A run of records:
* * * * * * * * *
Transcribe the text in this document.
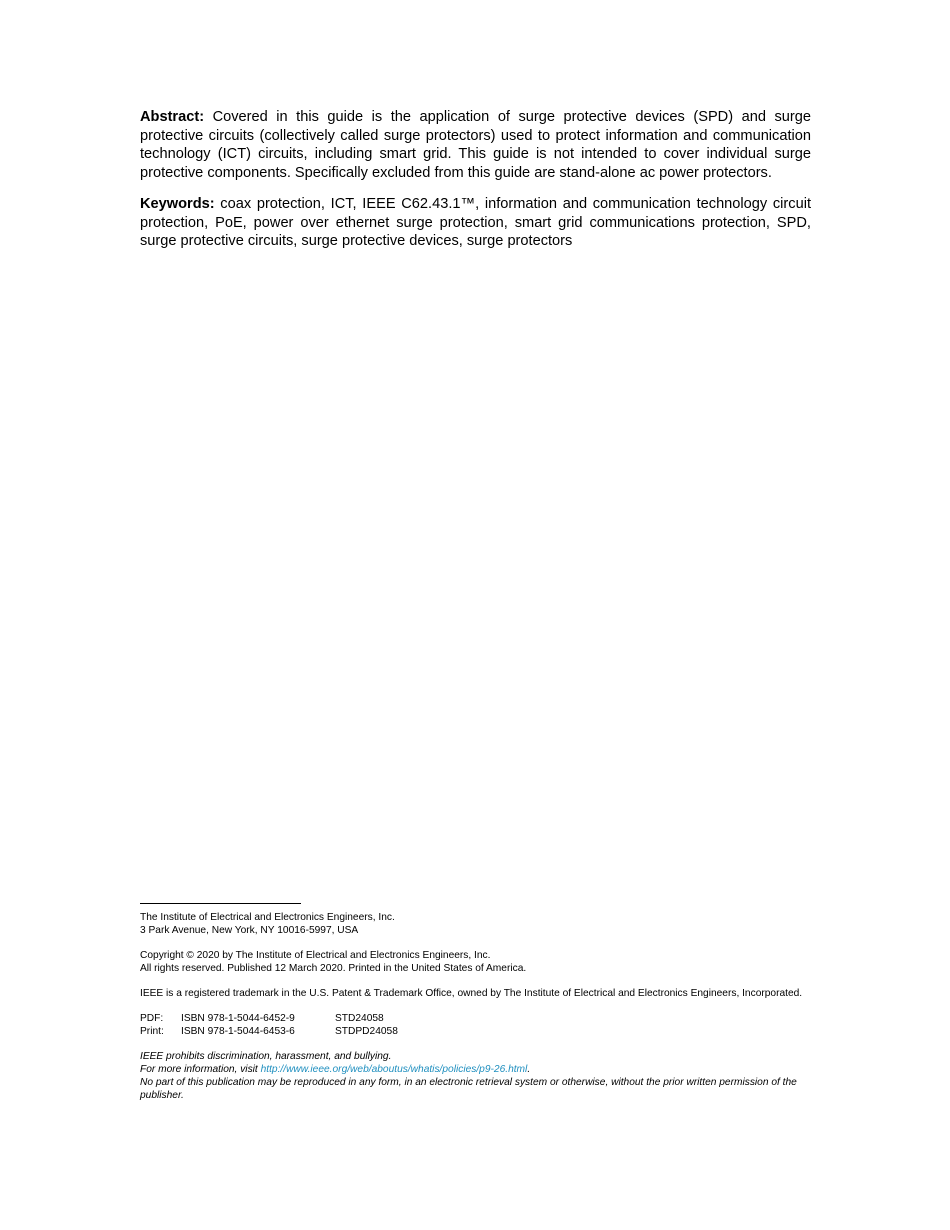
Abstract: Covered in this guide is the application of surge protective devices (SPD) and surge protective circuits (collectively called surge protectors) used to protect information and communication technology (ICT) circuits, including smart grid. This guide is not intended to cover individual surge protective components. Specifically excluded from this guide are stand-alone ac power protectors.

Keywords: coax protection, ICT, IEEE C62.43.1™, information and communication technology circuit protection, PoE, power over ethernet surge protection, smart grid communications protection, SPD, surge protective circuits, surge protective devices, surge protectors

The Institute of Electrical and Electronics Engineers, Inc.

3 Park Avenue, New York, NY 10016-5997, USA

Copyright © 2020 by The Institute of Electrical and Electronics Engineers, Inc.

All rights reserved. Published 12 March 2020. Printed in the United States of America.

IEEE is a registered trademark in the U.S. Patent & Trademark Office, owned by The Institute of Electrical and Electronics Engineers, Incorporated.

PDF:	ISBN 978-1-5044-6452-9	STD24058
Print:	ISBN 978-1-5044-6453-6	STDPD24058

IEEE prohibits discrimination, harassment, and bullying.

For more information, visit http://www.ieee.org/web/aboutus/whatis/policies/p9-26.html.

No part of this publication may be reproduced in any form, in an electronic retrieval system or otherwise, without the prior written permission of the publisher.
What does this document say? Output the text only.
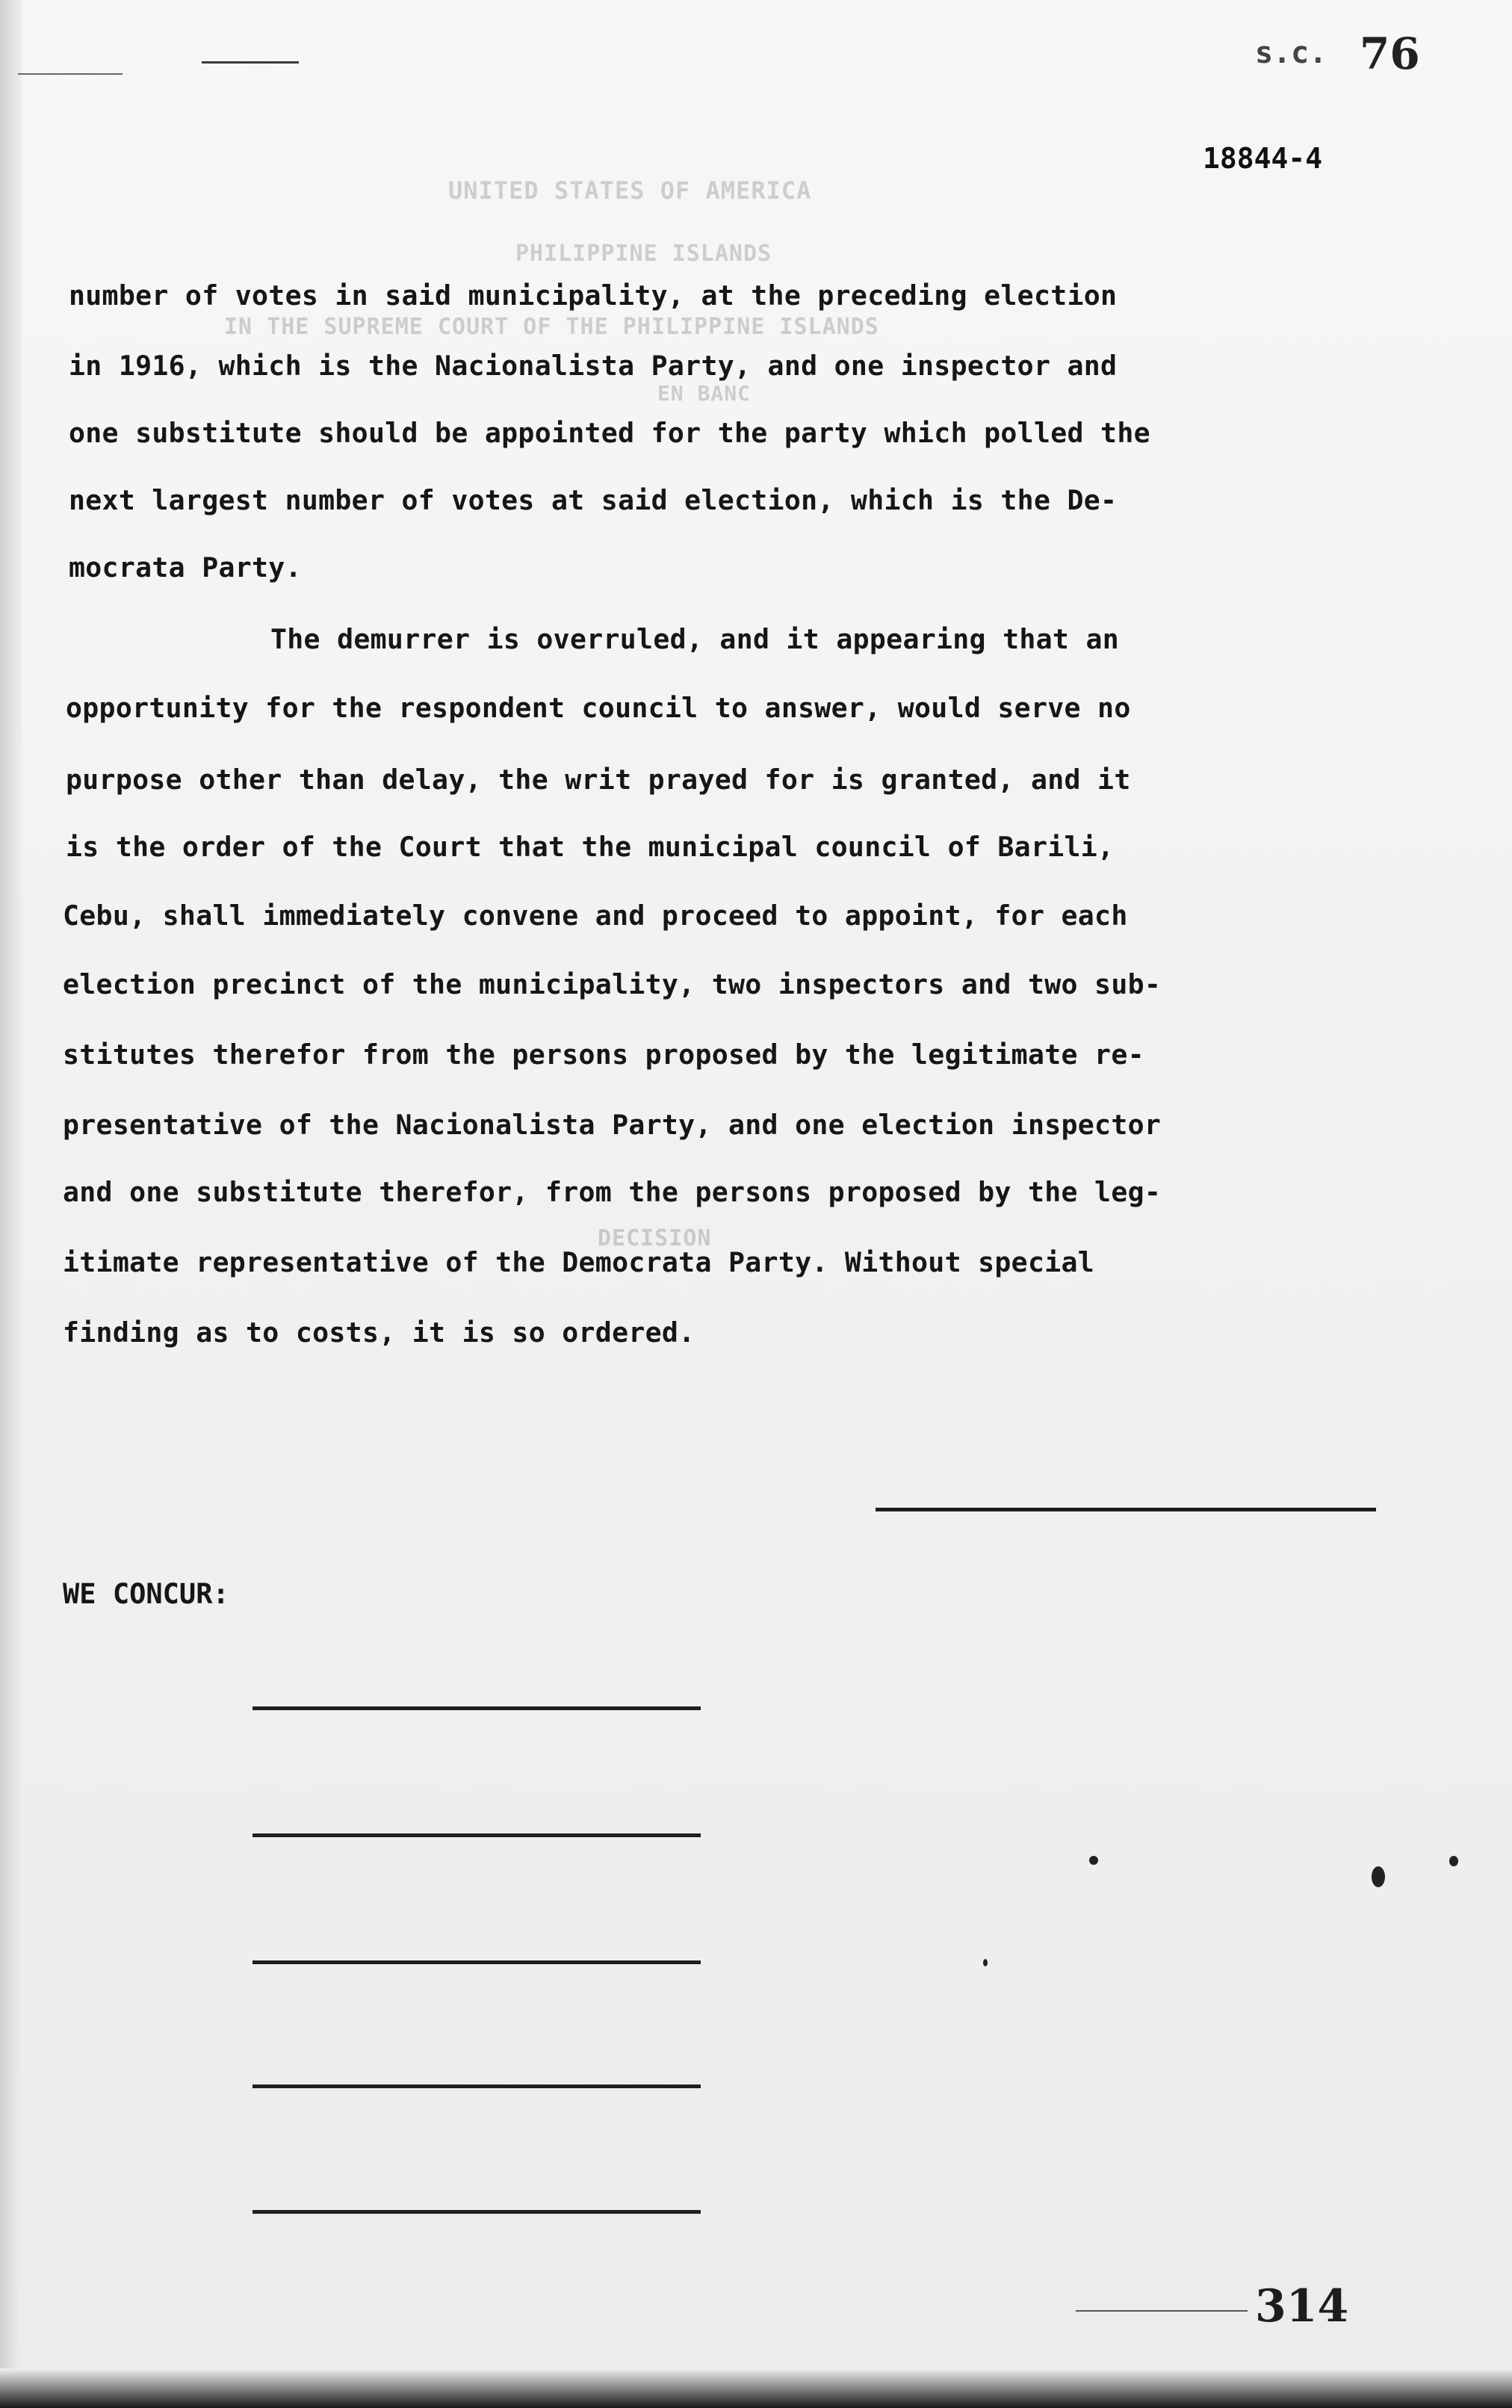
UNITED STATES OF AMERICA
PHILIPPINE ISLANDS
IN THE SUPREME COURT OF THE PHILIPPINE ISLANDS
EN BANC
DECISION
s.c. 76
18844-4
number of votes in said municipality, at the preceding election
in 1916, which is the Nacionalista Party, and one inspector and
one substitute should be appointed for the party which polled the
next largest number of votes at said election, which is the De-
mocrata Party.
The demurrer is overruled, and it appearing that an
opportunity for the respondent council to answer, would serve no
purpose other than delay, the writ prayed for is granted, and it
is the order of the Court that the municipal council of Barili,
Cebu, shall immediately convene and proceed to appoint, for each
election precinct of the municipality, two inspectors and two sub-
stitutes therefor from the persons proposed by the legitimate re-
presentative of the Nacionalista Party, and one election inspector
and one substitute therefor, from the persons proposed by the leg-
itimate representative of the Democrata Party. Without special
finding as to costs, it is so ordered.
WE CONCUR:
314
* * * * * * * * *
→ Work to complete: Any pictures should be dropped; transcribe the rest of the records above exactly.

→ Response below:
Transcribe the text in this document.
Abstract: Covered in this guide is the application of surge protective devices (SPD) and surge protective circuits (collectively called surge protectors) used to protect information and communication technology (ICT) circuits, including smart grid. This guide is not intended to cover individual surge protective components. Specifically excluded from this guide are stand-alone ac power protectors.

Keywords: coax protection, ICT, IEEE C62.43.1™, information and communication technology circuit protection, PoE, power over ethernet surge protection, smart grid communications protection, SPD, surge protective circuits, surge protective devices, surge protectors

The Institute of Electrical and Electronics Engineers, Inc.

3 Park Avenue, New York, NY 10016-5997, USA

Copyright © 2020 by The Institute of Electrical and Electronics Engineers, Inc.

All rights reserved. Published 12 March 2020. Printed in the United States of America.

IEEE is a registered trademark in the U.S. Patent & Trademark Office, owned by The Institute of Electrical and Electronics Engineers, Incorporated.

PDF:	ISBN 978-1-5044-6452-9	STD24058
Print:	ISBN 978-1-5044-6453-6	STDPD24058

IEEE prohibits discrimination, harassment, and bullying.

For more information, visit http://www.ieee.org/web/aboutus/whatis/policies/p9-26.html.

No part of this publication may be reproduced in any form, in an electronic retrieval system or otherwise, without the prior written permission of the publisher.
What does this document say? Output the text only.
UNITED STATES OF AMERICA
PHILIPPINE ISLANDS
IN THE SUPREME COURT OF THE PHILIPPINE ISLANDS
EN BANC
DECISION
s.c. 76
18844-4
number of votes in said municipality, at the preceding election
in 1916, which is the Nacionalista Party, and one inspector and
one substitute should be appointed for the party which polled the
next largest number of votes at said election, which is the De-
mocrata Party.
The demurrer is overruled, and it appearing that an
opportunity for the respondent council to answer, would serve no
purpose other than delay, the writ prayed for is granted, and it
is the order of the Court that the municipal council of Barili,
Cebu, shall immediately convene and proceed to appoint, for each
election precinct of the municipality, two inspectors and two sub-
stitutes therefor from the persons proposed by the legitimate re-
presentative of the Nacionalista Party, and one election inspector
and one substitute therefor, from the persons proposed by the leg-
itimate representative of the Democrata Party. Without special
finding as to costs, it is so ordered.
WE CONCUR:
314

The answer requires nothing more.